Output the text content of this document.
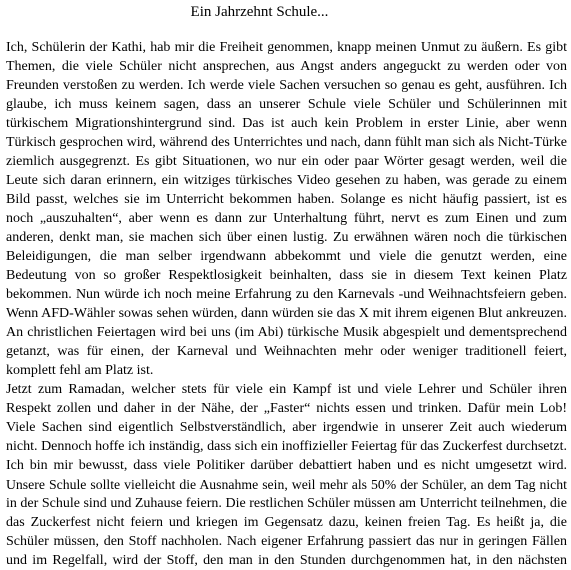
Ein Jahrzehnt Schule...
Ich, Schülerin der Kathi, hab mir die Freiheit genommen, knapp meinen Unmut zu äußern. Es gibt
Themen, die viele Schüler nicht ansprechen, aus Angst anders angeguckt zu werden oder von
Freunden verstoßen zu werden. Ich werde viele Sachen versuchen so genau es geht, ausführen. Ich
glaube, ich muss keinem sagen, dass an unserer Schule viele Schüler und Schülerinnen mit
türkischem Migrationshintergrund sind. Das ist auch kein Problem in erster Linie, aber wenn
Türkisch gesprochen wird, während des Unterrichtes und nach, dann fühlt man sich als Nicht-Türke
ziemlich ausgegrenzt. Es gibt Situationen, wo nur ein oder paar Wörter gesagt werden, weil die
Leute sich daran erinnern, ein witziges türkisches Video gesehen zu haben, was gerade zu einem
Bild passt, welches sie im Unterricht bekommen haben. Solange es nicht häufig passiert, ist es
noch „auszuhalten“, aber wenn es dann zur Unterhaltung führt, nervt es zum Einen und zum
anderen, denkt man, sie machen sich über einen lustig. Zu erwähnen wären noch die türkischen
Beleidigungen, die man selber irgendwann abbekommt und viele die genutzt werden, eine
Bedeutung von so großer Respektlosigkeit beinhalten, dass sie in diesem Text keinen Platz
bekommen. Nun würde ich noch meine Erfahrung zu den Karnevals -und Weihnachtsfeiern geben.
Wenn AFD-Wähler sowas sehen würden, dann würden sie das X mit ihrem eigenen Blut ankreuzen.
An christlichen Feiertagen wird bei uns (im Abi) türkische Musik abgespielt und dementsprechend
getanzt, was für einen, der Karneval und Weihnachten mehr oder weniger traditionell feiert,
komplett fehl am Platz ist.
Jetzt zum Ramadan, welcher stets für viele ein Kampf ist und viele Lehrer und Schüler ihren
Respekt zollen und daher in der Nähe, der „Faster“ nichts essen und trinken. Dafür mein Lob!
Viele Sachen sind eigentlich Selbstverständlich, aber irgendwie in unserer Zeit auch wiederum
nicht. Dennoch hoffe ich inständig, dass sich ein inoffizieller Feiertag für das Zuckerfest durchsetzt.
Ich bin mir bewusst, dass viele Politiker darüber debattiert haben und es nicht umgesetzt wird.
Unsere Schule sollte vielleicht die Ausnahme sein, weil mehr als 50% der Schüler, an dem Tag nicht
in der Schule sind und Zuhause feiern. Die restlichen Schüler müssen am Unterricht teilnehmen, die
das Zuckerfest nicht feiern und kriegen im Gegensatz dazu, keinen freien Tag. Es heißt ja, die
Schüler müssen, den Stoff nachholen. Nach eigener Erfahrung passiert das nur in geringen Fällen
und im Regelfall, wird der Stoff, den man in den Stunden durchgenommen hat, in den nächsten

——

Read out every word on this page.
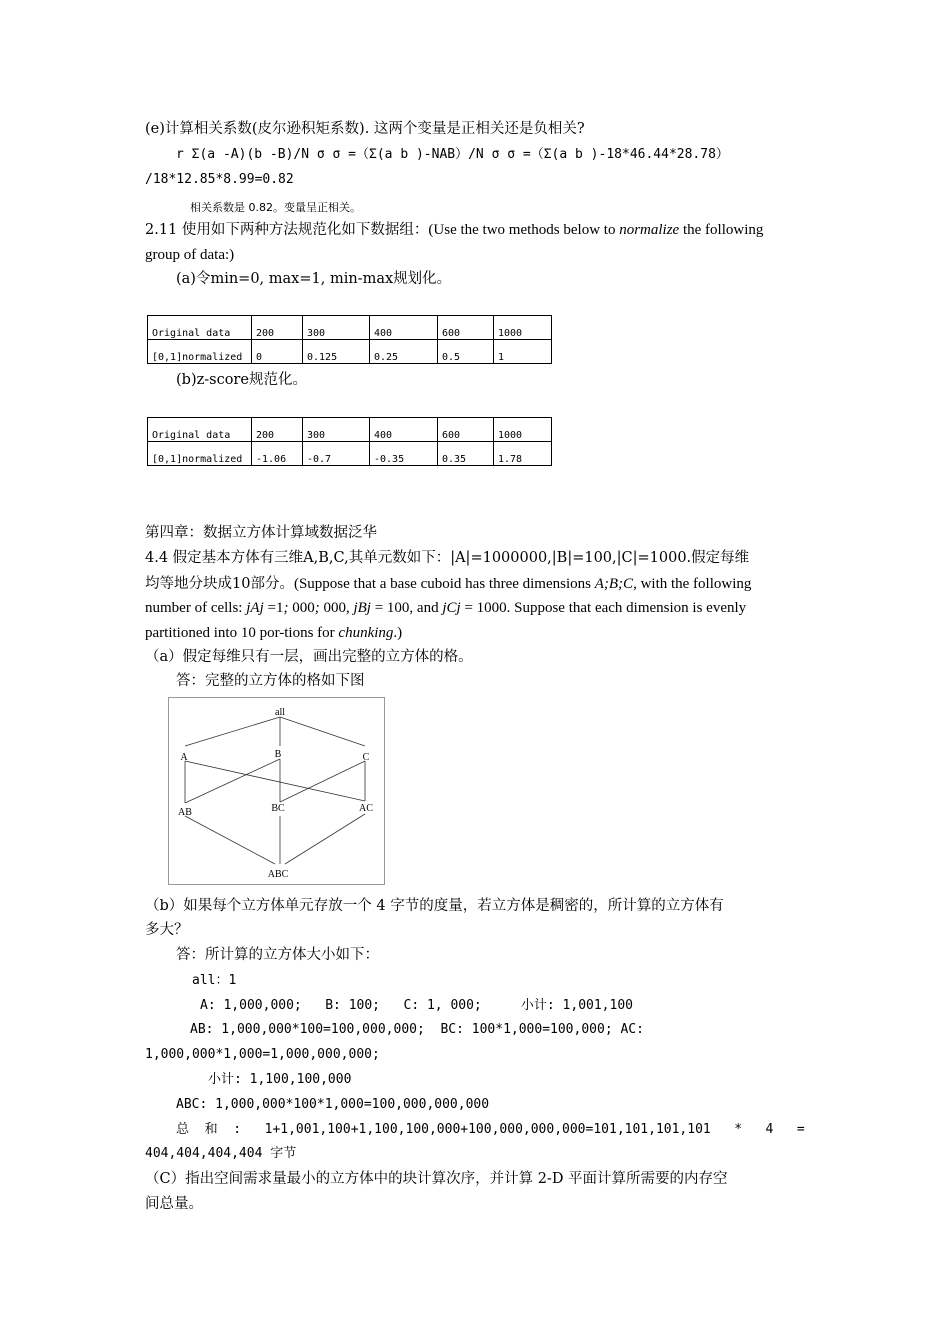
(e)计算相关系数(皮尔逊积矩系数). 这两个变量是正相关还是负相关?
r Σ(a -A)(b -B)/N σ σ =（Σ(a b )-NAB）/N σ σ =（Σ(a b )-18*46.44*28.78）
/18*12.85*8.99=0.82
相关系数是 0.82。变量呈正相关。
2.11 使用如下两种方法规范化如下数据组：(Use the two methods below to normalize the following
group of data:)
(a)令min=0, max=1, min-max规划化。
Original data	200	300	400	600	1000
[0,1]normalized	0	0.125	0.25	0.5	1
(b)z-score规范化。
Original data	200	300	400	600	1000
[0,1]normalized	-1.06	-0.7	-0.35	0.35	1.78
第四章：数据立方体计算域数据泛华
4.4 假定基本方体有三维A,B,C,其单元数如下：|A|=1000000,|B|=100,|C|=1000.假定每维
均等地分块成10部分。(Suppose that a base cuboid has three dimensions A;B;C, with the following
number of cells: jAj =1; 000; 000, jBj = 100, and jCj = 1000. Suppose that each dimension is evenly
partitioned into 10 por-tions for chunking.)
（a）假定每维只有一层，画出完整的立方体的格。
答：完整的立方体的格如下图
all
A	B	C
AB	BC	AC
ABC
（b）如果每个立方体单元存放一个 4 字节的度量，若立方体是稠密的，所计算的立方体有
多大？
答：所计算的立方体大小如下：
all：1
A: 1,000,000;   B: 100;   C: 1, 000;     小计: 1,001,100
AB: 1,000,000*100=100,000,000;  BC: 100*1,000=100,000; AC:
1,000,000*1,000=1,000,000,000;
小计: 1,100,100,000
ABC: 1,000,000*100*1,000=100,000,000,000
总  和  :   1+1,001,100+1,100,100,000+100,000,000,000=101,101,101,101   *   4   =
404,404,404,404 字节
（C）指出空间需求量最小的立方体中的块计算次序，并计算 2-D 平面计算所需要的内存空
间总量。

——

> **Your instructions**: Every line above carrying the word "dann" needs to be shown.

> **Solution to the problem**:
Türkisch gesprochen wird, während des Unterrichtes und nach, dann fühlt man sich als Nicht-Türke
noch „auszuhalten“, aber wenn es dann zur Unterhaltung führt, nervt es zum Einen und zum
Wenn AFD-Wähler sowas sehen würden, dann würden sie das X mit ihrem eigenen Blut ankreuzen.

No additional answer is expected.